:: Stored data ::
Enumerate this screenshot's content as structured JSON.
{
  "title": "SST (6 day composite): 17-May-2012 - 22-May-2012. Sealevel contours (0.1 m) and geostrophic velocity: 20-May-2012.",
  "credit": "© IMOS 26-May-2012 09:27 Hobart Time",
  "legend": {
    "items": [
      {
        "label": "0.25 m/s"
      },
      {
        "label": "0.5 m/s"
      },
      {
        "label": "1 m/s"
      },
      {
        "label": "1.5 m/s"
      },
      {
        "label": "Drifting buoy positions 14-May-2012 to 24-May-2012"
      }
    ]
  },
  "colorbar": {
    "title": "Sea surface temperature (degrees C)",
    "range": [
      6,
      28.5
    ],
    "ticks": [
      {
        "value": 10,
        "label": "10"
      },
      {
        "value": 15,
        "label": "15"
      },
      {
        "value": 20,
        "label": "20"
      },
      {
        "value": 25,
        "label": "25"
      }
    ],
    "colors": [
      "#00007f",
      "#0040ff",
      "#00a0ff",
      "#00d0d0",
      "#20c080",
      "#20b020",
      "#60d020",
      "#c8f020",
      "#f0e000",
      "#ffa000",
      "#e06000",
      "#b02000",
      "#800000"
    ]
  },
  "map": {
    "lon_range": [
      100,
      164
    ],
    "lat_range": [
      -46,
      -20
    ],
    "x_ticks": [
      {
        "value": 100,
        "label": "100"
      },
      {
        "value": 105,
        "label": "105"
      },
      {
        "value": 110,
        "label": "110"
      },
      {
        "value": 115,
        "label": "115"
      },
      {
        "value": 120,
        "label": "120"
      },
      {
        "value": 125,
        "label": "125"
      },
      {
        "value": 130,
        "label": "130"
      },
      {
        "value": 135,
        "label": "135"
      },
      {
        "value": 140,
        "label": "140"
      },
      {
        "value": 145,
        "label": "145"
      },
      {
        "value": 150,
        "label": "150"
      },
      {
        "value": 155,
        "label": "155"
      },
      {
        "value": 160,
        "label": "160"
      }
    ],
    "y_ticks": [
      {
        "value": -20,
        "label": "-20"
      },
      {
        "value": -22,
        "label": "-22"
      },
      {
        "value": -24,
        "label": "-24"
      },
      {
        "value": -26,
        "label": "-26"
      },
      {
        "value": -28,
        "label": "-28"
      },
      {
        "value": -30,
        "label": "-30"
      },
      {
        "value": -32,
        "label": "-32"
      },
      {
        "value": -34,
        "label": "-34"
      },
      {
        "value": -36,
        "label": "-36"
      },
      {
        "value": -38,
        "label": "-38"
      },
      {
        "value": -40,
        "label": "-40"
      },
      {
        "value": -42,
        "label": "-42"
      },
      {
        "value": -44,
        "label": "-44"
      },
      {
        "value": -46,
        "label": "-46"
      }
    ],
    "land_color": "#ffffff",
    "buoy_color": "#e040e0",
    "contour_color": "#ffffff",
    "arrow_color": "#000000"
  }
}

:: What is needed ::
Lines that hold the word "title" are the ones to return, every one of them.

:: Final answer ::
  "title": "SST (6 day composite): 17-May-2012 - 22-May-2012. Sealevel contours (0.1 m) and geostrophic velocity: 20-May-2012.",
    "title": "Sea surface temperature (degrees C)",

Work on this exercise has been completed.